WHAT NEEDS TO BE DONE
Copy whichever lines contain the string "cheese".

RECORDS TO PROCESS
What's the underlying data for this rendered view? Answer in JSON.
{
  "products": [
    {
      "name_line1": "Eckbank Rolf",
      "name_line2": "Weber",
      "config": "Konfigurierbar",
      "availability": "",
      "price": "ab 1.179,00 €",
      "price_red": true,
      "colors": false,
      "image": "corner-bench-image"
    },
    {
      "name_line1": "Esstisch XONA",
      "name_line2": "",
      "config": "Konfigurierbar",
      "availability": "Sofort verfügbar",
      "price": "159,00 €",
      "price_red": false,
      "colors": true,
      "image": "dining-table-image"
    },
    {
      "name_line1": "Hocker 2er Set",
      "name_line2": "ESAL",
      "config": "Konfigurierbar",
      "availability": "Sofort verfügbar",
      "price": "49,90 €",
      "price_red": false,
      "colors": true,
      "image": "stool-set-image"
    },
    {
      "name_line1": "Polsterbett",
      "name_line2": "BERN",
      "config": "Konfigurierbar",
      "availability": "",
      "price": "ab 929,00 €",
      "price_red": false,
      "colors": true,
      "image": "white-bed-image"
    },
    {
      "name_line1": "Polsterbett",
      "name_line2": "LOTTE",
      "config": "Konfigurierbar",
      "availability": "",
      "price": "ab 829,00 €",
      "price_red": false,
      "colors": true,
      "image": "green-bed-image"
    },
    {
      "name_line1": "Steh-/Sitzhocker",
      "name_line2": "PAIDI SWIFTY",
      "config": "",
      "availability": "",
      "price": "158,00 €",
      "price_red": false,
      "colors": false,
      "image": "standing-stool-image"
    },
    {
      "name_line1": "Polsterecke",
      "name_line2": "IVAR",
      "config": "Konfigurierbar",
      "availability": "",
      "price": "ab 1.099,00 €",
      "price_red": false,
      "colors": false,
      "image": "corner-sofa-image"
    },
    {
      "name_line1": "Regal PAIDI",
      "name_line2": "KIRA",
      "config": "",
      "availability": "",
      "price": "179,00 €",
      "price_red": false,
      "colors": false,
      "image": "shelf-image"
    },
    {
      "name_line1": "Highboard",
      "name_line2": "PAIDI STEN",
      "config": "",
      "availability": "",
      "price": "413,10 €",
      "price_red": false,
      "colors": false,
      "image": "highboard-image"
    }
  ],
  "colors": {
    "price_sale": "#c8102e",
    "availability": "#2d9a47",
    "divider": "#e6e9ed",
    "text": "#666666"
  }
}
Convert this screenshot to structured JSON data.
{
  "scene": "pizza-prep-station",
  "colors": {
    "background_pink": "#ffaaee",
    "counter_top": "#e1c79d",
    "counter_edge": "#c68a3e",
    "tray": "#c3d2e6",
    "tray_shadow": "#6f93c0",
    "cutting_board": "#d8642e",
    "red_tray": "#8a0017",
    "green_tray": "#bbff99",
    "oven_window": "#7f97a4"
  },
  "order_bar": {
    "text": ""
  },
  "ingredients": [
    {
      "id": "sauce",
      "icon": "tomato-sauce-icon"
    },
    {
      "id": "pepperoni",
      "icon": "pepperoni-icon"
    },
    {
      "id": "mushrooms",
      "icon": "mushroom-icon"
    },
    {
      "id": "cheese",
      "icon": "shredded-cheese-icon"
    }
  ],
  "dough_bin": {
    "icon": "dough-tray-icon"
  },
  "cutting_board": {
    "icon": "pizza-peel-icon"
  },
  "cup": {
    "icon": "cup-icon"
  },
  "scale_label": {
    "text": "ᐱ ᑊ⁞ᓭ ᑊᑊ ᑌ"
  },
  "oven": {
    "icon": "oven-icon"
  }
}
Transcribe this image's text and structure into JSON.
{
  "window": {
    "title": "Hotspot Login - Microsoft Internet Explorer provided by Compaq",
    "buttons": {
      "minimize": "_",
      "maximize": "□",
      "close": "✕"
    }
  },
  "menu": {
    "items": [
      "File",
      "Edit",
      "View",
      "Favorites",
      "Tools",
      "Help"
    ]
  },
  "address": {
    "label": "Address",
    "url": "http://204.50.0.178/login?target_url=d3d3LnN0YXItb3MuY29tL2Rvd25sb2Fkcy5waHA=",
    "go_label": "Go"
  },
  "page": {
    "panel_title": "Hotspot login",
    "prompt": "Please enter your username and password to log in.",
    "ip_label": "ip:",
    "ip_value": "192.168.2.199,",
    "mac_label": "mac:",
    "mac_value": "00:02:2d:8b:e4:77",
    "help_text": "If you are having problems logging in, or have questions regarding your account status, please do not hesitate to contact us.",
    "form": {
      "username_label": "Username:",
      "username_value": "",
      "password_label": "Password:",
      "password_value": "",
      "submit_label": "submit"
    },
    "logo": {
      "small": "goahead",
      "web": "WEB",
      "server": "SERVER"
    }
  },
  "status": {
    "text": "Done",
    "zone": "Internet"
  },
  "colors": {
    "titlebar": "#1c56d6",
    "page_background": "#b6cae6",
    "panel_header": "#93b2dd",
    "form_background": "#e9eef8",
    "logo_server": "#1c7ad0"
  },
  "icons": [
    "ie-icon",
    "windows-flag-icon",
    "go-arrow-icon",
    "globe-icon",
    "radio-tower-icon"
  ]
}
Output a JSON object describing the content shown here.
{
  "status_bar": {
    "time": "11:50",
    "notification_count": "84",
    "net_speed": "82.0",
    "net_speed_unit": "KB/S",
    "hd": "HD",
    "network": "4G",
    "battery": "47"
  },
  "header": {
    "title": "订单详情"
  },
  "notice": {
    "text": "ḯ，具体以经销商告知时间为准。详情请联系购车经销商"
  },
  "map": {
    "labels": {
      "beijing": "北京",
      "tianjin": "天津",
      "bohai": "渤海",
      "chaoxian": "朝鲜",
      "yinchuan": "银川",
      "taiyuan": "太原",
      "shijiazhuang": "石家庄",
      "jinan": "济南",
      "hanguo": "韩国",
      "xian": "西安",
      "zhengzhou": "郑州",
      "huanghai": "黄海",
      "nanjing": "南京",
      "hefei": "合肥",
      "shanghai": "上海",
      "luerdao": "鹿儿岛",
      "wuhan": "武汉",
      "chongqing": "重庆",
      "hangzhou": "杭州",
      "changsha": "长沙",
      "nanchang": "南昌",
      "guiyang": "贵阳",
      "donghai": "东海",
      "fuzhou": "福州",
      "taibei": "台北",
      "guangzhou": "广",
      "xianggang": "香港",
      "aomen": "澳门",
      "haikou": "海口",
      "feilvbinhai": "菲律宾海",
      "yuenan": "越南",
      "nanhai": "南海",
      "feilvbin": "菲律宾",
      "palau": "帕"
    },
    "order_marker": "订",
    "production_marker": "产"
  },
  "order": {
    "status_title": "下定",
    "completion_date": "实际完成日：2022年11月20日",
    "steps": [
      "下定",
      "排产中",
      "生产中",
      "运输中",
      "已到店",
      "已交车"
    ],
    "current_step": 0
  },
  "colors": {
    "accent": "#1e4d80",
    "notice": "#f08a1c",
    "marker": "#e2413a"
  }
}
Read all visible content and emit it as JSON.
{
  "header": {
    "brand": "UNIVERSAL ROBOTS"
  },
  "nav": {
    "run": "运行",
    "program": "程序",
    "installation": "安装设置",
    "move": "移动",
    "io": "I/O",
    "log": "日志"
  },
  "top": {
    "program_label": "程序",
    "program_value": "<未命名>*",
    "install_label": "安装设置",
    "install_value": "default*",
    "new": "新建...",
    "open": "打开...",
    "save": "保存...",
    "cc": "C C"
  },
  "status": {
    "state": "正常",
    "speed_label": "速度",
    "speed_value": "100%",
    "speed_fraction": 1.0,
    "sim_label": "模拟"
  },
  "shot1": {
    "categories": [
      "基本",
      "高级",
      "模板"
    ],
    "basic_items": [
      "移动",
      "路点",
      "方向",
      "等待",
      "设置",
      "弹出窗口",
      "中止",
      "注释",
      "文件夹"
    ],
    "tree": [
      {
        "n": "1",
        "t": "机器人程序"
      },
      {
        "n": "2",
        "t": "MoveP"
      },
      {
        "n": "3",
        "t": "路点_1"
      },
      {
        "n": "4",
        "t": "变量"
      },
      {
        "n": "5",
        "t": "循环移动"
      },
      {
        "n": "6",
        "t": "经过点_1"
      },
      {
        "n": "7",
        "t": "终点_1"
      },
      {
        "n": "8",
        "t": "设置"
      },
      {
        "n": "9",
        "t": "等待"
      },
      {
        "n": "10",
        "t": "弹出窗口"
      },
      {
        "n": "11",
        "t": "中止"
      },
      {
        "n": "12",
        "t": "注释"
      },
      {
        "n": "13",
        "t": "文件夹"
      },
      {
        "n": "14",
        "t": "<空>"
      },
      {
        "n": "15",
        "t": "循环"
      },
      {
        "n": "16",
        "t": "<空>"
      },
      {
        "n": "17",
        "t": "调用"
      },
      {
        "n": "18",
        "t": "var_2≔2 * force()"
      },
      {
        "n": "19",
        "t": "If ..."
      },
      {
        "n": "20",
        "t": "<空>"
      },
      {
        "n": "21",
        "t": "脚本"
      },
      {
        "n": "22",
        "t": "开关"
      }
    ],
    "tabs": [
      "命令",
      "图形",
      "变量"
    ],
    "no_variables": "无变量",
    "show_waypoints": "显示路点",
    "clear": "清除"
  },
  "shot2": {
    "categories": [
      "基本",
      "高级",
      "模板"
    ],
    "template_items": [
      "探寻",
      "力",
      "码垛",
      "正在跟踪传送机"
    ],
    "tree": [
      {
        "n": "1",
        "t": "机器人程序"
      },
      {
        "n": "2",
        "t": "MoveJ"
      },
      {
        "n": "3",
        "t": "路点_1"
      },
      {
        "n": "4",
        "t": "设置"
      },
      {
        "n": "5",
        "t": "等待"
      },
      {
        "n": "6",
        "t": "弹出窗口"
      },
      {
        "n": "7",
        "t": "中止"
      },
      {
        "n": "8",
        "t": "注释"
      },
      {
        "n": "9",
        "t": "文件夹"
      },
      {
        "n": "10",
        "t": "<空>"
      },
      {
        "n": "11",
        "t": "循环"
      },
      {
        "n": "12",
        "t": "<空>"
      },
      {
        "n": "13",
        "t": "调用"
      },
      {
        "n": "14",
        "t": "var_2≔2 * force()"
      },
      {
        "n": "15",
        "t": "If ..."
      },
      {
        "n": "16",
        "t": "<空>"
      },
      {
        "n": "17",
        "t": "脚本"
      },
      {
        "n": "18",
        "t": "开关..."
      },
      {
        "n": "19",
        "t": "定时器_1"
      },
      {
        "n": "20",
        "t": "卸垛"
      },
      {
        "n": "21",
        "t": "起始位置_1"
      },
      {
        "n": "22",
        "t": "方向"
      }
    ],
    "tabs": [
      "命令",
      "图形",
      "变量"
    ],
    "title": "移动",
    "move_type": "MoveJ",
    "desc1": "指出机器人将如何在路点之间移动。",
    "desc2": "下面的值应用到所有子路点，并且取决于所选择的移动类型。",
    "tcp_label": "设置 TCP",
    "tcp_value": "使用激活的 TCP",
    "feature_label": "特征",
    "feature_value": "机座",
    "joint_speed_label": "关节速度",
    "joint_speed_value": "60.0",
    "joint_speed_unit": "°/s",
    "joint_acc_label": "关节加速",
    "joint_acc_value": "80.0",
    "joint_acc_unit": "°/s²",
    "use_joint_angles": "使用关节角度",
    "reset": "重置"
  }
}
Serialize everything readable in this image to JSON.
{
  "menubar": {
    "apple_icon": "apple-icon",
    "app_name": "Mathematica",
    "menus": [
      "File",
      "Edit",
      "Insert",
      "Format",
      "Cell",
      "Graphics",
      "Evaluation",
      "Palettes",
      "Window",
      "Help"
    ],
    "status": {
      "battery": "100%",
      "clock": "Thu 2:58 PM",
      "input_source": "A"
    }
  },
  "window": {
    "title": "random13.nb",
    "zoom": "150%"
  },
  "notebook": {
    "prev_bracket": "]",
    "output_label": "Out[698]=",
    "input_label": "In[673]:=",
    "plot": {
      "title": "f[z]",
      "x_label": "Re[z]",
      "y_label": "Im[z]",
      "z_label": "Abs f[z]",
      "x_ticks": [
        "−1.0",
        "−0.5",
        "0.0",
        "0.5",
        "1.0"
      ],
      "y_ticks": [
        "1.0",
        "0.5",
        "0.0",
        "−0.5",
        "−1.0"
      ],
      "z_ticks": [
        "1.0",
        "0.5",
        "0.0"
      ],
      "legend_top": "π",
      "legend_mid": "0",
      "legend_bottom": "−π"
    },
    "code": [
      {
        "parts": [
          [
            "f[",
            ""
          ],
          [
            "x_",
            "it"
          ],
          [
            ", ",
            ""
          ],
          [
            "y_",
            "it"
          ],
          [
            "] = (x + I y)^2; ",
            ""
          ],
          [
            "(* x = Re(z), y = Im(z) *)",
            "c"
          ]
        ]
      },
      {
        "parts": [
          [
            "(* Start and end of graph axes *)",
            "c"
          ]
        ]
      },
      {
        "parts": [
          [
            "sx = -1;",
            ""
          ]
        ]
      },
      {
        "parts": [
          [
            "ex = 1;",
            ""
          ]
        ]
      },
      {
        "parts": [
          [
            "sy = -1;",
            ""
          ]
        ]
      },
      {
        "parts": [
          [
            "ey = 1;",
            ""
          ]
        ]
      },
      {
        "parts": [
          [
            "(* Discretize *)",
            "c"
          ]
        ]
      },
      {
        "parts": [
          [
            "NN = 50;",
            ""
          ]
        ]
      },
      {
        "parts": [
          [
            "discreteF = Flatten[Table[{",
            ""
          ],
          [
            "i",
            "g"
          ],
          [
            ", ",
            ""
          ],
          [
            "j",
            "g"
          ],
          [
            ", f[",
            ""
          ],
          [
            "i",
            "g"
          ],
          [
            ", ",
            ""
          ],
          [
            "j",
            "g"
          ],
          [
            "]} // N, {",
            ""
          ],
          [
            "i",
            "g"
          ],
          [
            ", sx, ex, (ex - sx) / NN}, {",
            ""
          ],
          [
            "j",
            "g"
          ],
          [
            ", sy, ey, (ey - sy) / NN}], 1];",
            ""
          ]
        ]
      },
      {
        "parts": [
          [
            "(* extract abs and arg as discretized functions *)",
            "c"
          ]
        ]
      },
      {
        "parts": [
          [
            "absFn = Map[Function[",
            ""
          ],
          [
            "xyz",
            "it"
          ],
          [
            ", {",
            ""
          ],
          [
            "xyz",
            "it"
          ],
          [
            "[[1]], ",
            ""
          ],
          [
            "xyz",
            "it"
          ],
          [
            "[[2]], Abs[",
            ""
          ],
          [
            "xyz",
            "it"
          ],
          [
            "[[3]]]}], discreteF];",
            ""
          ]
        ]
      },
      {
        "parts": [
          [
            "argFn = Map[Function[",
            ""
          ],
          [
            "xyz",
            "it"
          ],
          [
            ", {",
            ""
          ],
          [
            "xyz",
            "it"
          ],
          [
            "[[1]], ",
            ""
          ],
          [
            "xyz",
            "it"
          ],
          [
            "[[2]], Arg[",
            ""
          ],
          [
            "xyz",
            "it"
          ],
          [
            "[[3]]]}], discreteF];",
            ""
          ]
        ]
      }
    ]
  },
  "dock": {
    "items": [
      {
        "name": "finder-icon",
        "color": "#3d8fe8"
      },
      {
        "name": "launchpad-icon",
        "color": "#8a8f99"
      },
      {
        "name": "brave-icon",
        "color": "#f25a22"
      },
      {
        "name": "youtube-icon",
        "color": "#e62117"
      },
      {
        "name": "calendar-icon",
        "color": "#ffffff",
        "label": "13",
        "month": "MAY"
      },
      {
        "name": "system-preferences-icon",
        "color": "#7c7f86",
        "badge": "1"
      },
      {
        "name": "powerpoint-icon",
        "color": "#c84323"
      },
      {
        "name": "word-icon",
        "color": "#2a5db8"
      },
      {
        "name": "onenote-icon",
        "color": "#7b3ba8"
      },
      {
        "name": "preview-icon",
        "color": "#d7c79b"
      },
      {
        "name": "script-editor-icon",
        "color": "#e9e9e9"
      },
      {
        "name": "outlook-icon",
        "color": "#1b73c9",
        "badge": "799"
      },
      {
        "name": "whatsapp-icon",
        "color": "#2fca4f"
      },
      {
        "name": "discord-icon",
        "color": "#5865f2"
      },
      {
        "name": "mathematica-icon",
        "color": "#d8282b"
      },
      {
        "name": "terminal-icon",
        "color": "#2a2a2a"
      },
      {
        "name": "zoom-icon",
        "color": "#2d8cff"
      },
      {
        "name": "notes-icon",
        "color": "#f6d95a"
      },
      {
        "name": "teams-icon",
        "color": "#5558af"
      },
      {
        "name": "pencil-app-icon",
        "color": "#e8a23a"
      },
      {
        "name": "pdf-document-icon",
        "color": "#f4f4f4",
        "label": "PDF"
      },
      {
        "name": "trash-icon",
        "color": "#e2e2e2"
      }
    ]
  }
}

OUTPUT FOR THIS EXERCISE
      "id": "cheese",
      "icon": "shredded-cheese-icon"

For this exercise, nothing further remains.